(Figure record listings)
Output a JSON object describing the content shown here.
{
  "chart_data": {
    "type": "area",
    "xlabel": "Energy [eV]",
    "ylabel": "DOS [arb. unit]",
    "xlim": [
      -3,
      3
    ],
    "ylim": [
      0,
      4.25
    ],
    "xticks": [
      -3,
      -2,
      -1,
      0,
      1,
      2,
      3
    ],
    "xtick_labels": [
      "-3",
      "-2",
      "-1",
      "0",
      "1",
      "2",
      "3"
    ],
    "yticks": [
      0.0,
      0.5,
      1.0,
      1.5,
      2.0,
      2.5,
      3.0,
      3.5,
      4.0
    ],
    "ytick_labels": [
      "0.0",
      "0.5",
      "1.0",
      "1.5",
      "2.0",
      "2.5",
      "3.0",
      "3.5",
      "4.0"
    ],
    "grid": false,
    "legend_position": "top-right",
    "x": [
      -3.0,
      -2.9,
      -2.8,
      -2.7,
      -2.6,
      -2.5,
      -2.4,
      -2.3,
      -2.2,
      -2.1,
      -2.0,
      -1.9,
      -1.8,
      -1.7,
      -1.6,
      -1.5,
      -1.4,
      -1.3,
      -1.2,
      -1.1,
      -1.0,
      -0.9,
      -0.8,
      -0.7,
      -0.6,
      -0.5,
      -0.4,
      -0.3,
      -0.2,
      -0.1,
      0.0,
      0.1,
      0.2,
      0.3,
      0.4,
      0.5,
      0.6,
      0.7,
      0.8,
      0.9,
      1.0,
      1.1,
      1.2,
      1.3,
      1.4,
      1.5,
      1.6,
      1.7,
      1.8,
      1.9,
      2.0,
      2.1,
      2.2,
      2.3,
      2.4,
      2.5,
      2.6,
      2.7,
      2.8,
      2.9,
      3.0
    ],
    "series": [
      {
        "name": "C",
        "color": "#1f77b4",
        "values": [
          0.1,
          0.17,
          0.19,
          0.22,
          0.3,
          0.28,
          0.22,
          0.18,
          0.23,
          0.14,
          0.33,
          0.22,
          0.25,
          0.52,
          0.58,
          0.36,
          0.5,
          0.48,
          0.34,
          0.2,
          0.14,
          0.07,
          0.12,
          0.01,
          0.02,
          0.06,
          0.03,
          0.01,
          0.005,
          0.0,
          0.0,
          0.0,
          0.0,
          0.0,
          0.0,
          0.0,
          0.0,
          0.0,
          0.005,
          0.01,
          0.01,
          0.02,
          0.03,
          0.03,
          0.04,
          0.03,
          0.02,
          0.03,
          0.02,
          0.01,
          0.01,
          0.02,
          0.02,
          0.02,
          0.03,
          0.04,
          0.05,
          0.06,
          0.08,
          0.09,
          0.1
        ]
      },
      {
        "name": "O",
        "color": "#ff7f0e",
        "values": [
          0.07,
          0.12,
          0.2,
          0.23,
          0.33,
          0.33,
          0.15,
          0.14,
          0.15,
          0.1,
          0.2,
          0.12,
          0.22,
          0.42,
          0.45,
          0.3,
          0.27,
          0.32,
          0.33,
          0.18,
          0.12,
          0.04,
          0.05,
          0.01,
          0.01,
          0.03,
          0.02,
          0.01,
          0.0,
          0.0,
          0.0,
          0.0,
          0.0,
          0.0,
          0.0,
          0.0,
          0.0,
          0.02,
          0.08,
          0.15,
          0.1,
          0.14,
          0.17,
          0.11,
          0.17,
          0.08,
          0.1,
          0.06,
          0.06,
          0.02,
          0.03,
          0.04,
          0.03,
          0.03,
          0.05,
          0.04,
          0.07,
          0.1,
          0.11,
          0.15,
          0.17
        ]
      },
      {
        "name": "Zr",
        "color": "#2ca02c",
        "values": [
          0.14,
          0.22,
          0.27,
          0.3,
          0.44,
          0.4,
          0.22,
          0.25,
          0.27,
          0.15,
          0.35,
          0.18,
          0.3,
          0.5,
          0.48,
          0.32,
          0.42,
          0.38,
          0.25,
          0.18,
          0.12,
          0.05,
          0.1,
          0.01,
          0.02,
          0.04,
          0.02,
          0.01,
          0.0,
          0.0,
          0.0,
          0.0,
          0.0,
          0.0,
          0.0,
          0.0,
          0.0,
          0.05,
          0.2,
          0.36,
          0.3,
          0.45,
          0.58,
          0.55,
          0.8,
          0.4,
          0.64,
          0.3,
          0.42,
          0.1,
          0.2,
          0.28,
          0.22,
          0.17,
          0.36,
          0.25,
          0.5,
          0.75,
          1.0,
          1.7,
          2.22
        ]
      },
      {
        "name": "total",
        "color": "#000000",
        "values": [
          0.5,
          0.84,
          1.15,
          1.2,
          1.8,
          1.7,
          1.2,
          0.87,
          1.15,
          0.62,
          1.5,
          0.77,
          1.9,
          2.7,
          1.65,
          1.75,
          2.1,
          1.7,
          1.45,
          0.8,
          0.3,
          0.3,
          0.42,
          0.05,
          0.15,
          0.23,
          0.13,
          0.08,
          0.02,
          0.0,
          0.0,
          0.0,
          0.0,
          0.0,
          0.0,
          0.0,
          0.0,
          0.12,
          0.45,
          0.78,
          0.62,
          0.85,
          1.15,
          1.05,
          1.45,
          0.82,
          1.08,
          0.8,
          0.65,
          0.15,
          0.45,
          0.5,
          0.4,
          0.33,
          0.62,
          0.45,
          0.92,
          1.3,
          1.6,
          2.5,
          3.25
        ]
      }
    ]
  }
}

- **Stated goal**
Exact output of every entry is required.

- **Final result**
Output a JSON object describing the content shown here.
{
  "chart_data": {
    "type": "area",
    "xlabel": "Energy [eV]",
    "ylabel": "DOS [arb. unit]",
    "xlim": [
      -3,
      3
    ],
    "ylim": [
      0,
      4.25
    ],
    "xticks": [
      -3,
      -2,
      -1,
      0,
      1,
      2,
      3
    ],
    "xtick_labels": [
      "-3",
      "-2",
      "-1",
      "0",
      "1",
      "2",
      "3"
    ],
    "yticks": [
      0.0,
      0.5,
      1.0,
      1.5,
      2.0,
      2.5,
      3.0,
      3.5,
      4.0
    ],
    "ytick_labels": [
      "0.0",
      "0.5",
      "1.0",
      "1.5",
      "2.0",
      "2.5",
      "3.0",
      "3.5",
      "4.0"
    ],
    "grid": false,
    "legend_position": "top-right",
    "x": [
      -3.0,
      -2.9,
      -2.8,
      -2.7,
      -2.6,
      -2.5,
      -2.4,
      -2.3,
      -2.2,
      -2.1,
      -2.0,
      -1.9,
      -1.8,
      -1.7,
      -1.6,
      -1.5,
      -1.4,
      -1.3,
      -1.2,
      -1.1,
      -1.0,
      -0.9,
      -0.8,
      -0.7,
      -0.6,
      -0.5,
      -0.4,
      -0.3,
      -0.2,
      -0.1,
      0.0,
      0.1,
      0.2,
      0.3,
      0.4,
      0.5,
      0.6,
      0.7,
      0.8,
      0.9,
      1.0,
      1.1,
      1.2,
      1.3,
      1.4,
      1.5,
      1.6,
      1.7,
      1.8,
      1.9,
      2.0,
      2.1,
      2.2,
      2.3,
      2.4,
      2.5,
      2.6,
      2.7,
      2.8,
      2.9,
      3.0
    ],
    "series": [
      {
        "name": "C",
        "color": "#1f77b4",
        "values": [
          0.1,
          0.17,
          0.19,
          0.22,
          0.3,
          0.28,
          0.22,
          0.18,
          0.23,
          0.14,
          0.33,
          0.22,
          0.25,
          0.52,
          0.58,
          0.36,
          0.5,
          0.48,
          0.34,
          0.2,
          0.14,
          0.07,
          0.12,
          0.01,
          0.02,
          0.06,
          0.03,
          0.01,
          0.005,
          0.0,
          0.0,
          0.0,
          0.0,
          0.0,
          0.0,
          0.0,
          0.0,
          0.0,
          0.005,
          0.01,
          0.01,
          0.02,
          0.03,
          0.03,
          0.04,
          0.03,
          0.02,
          0.03,
          0.02,
          0.01,
          0.01,
          0.02,
          0.02,
          0.02,
          0.03,
          0.04,
          0.05,
          0.06,
          0.08,
          0.09,
          0.1
        ]
      },
      {
        "name": "O",
        "color": "#ff7f0e",
        "values": [
          0.07,
          0.12,
          0.2,
          0.23,
          0.33,
          0.33,
          0.15,
          0.14,
          0.15,
          0.1,
          0.2,
          0.12,
          0.22,
          0.42,
          0.45,
          0.3,
          0.27,
          0.32,
          0.33,
          0.18,
          0.12,
          0.04,
          0.05,
          0.01,
          0.01,
          0.03,
          0.02,
          0.01,
          0.0,
          0.0,
          0.0,
          0.0,
          0.0,
          0.0,
          0.0,
          0.0,
          0.0,
          0.02,
          0.08,
          0.15,
          0.1,
          0.14,
          0.17,
          0.11,
          0.17,
          0.08,
          0.1,
          0.06,
          0.06,
          0.02,
          0.03,
          0.04,
          0.03,
          0.03,
          0.05,
          0.04,
          0.07,
          0.1,
          0.11,
          0.15,
          0.17
        ]
      },
      {
        "name": "Zr",
        "color": "#2ca02c",
        "values": [
          0.14,
          0.22,
          0.27,
          0.3,
          0.44,
          0.4,
          0.22,
          0.25,
          0.27,
          0.15,
          0.35,
          0.18,
          0.3,
          0.5,
          0.48,
          0.32,
          0.42,
          0.38,
          0.25,
          0.18,
          0.12,
          0.05,
          0.1,
          0.01,
          0.02,
          0.04,
          0.02,
          0.01,
          0.0,
          0.0,
          0.0,
          0.0,
          0.0,
          0.0,
          0.0,
          0.0,
          0.0,
          0.05,
          0.2,
          0.36,
          0.3,
          0.45,
          0.58,
          0.55,
          0.8,
          0.4,
          0.64,
          0.3,
          0.42,
          0.1,
          0.2,
          0.28,
          0.22,
          0.17,
          0.36,
          0.25,
          0.5,
          0.75,
          1.0,
          1.7,
          2.22
        ]
      },
      {
        "name": "total",
        "color": "#000000",
        "values": [
          0.5,
          0.84,
          1.15,
          1.2,
          1.8,
          1.7,
          1.2,
          0.87,
          1.15,
          0.62,
          1.5,
          0.77,
          1.9,
          2.7,
          1.65,
          1.75,
          2.1,
          1.7,
          1.45,
          0.8,
          0.3,
          0.3,
          0.42,
          0.05,
          0.15,
          0.23,
          0.13,
          0.08,
          0.02,
          0.0,
          0.0,
          0.0,
          0.0,
          0.0,
          0.0,
          0.0,
          0.0,
          0.12,
          0.45,
          0.78,
          0.62,
          0.85,
          1.15,
          1.05,
          1.45,
          0.82,
          1.08,
          0.8,
          0.65,
          0.15,
          0.45,
          0.5,
          0.4,
          0.33,
          0.62,
          0.45,
          0.92,
          1.3,
          1.6,
          2.5,
          3.25
        ]
      }
    ]
  }
}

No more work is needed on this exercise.